[[ Document excerpt open ]]

Blog - Title

September, 2010

  • SQL Server Security

    Guest account in User Databases

    • 1 Comments

    Andreas Wolter recently posted yet another reason to keep guest disabled on user databases in SQL Server. He also points out some reasons why developers shouldn’t have access to production systems, but I’d like to focus on the implications for guest. As Andreas summarizes at the end of his post,

    “never use the guest account for data that is not really supposed for everyone.”

    Absolutely agree! Guest is disabled by default in all user databases and should remain so – guest really does mean everyone. There is no way to keep someone that has access to SQL Server from leveraging an enabled guest account – that is how guest is designed to work. No planned changes will alter this guidance. If you need broad access to a database but with some exceptions, it is preferable to use Windows group accounts with broad membership to provide that access and then deny as needed. For SQL authenticated users, explicitly provision the individual logins which need access.

    I should also point out that guest is needed for the proper functioning of some of our system databases – such as tempdb. But here the situation is that everyone on the SQL Server instance really does need access to this database for temporary objects. See Buck Woody’s post Don’t mess with the system databases in SQL Server, or Error: 916 for more information.

  • SQL Server Security

    rand vs. crypt_gen_random

    • 0 Comments

      Many applications need to generate random data, and in order to help in this task they typically rely on pseudorandom number generators (PRNG). Typical PRNGs are deterministic in nature and therefore they are not cryptographically suitable, this is the case of the built-in RAND (http://msdn.microsoft.com/en-us/library/ms177610.aspx) in SQL Server.

     

       If your T-SQL application needs to use a cryptographically secure PRNG (CSPRNG), an alternative is to use CRYPT_GEN_RANDOM (http://msdn.microsoft.com/en-us/library/cc627408.aspx). As the documentation online suggests, this builtin is pretty much a T-SQL wrapper around the Crypto API (CAPI) function CryptGenRandom (http://msdn.microsoft.com/en-us/library/aa379942.aspx) using the Microsoft CSP.

     

      Since CRYPT_GEN_RANDOM return value is a varbinary it can easily be consumed as such (binary data) or converted to any T-SQL data type compatible with such conversion, such as int and bigint, for example:

    SELECT crypt_gen_random(4)

    SELECT convert( int, crypt_gen_random(4)) SELECT convert( bigint, crypt_gen_random(8))

     

      For more detailed information on how the CryptGenRandom works, please see the remarks section on the CryptGenRandom documentation online at: http://msdn.microsoft.com/en-us/library/aa379942(VS.85).aspx.

     

       NOTE: A quick word of warning when converting to some data types such as varchar or nvarchar, the output may contain invalid (or unprintable) characters.

[[ Document excerpt closed ]]
[[ Material supplied open ]]

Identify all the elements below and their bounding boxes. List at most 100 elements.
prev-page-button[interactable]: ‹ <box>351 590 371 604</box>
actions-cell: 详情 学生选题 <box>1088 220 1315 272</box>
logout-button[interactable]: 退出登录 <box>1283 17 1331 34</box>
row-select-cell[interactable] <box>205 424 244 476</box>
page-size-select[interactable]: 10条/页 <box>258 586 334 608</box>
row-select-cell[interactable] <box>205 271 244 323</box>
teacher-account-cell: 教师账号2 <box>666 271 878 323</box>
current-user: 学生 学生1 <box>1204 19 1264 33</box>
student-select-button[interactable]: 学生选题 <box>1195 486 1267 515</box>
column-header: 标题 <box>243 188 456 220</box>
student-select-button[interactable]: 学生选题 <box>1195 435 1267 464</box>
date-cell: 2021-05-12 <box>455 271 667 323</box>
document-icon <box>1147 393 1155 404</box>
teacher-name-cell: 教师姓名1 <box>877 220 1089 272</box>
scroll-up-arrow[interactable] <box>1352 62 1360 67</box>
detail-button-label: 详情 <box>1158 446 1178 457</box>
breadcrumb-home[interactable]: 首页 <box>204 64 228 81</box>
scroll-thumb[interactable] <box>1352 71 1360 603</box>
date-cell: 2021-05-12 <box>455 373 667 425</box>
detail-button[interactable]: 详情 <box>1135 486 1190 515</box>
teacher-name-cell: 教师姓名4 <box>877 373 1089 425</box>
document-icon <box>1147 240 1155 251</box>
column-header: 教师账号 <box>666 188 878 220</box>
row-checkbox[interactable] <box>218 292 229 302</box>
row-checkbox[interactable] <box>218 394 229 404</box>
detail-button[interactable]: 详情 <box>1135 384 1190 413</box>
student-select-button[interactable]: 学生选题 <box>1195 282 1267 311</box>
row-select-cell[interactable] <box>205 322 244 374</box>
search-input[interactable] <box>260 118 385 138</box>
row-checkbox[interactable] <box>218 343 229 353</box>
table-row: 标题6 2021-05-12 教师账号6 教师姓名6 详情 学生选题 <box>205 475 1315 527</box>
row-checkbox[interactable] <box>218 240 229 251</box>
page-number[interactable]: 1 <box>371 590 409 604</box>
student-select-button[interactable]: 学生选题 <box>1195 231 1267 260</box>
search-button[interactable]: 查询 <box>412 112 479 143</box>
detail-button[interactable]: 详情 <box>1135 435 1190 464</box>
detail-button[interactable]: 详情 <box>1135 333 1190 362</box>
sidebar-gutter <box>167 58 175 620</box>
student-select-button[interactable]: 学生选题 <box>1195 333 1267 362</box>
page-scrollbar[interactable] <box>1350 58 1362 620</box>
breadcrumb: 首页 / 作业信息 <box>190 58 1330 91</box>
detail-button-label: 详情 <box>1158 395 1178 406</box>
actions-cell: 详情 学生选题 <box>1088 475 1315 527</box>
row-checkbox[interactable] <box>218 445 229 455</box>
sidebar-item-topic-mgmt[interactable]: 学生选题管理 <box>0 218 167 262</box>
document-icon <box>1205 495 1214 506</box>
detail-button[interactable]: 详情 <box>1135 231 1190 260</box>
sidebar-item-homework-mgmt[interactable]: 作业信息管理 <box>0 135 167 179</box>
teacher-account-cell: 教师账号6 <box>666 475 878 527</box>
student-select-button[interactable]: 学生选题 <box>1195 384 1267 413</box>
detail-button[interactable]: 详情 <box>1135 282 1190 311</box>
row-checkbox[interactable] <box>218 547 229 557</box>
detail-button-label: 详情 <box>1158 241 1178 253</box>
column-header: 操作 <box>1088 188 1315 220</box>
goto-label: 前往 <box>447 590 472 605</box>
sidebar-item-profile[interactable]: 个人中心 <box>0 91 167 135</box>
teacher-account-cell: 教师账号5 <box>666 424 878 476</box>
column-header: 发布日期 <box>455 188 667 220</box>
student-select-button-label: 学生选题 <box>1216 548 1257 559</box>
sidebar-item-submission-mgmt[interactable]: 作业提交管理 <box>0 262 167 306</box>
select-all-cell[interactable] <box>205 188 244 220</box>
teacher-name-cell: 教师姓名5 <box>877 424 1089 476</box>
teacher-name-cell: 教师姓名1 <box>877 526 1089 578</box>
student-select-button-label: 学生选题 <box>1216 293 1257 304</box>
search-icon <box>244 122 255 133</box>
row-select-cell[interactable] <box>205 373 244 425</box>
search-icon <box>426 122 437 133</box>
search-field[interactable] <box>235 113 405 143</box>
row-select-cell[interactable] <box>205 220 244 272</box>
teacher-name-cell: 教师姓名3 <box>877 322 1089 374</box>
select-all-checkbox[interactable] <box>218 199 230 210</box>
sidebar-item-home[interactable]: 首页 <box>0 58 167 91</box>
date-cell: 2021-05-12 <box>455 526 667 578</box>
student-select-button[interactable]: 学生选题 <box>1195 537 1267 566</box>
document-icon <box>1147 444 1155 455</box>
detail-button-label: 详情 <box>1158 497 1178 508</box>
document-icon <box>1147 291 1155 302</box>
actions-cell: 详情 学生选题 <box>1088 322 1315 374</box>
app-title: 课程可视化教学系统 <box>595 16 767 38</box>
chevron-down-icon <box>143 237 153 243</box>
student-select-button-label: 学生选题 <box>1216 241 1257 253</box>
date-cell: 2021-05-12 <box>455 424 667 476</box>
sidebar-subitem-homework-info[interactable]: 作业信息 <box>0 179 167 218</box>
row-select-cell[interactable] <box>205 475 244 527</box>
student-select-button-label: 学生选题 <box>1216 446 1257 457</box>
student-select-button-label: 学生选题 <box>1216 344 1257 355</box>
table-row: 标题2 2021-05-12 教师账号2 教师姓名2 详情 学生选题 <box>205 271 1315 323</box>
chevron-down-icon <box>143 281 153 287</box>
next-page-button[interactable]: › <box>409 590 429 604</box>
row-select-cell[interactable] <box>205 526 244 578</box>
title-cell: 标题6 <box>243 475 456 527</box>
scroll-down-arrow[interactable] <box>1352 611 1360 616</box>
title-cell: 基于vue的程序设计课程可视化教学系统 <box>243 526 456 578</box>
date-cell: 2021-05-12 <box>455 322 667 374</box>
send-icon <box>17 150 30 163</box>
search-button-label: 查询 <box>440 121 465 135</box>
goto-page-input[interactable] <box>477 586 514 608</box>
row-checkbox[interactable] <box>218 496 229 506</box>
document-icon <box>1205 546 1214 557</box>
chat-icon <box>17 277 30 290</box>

[[ Material supplied closed ]]

### Tasks and exercises:
a) From the SQL Server security blog, reproduce the passage that opens with the words containing "rand vs. crypt_gen_random" and closes with "the Microsoft CSP.".
b) Answer the following questions using the SQL Server security blog:
(i) According to the blog, is the guest account enabled or disabled by default in user databases?
(ii) Which system database is named as an example of one that needs guest in order to function properly?
(iii) What kind of value does CRYPT_GEN_RANDOM return?

### Responses to the exercise:
a)
rand vs. crypt_gen_random

    • 0 Comments

      Many applications need to generate random data, and in order to help in this task they typically rely on pseudorandom number generators (PRNG). Typical PRNGs are deterministic in nature and therefore they are not cryptographically suitable, this is the case of the built-in RAND (http://msdn.microsoft.com/en-us/library/ms177610.aspx) in SQL Server.

     

       If your T-SQL application needs to use a cryptographically secure PRNG (CSPRNG), an alternative is to use CRYPT_GEN_RANDOM (http://msdn.microsoft.com/en-us/library/cc627408.aspx). As the documentation online suggests, this builtin is pretty much a T-SQL wrapper around the Crypto API (CAPI) function CryptGenRandom (http://msdn.microsoft.com/en-us/library/aa379942.aspx) using the Microsoft CSP.

b)
(i) Disabled.
(ii) tempdb.
(iii) A varbinary value.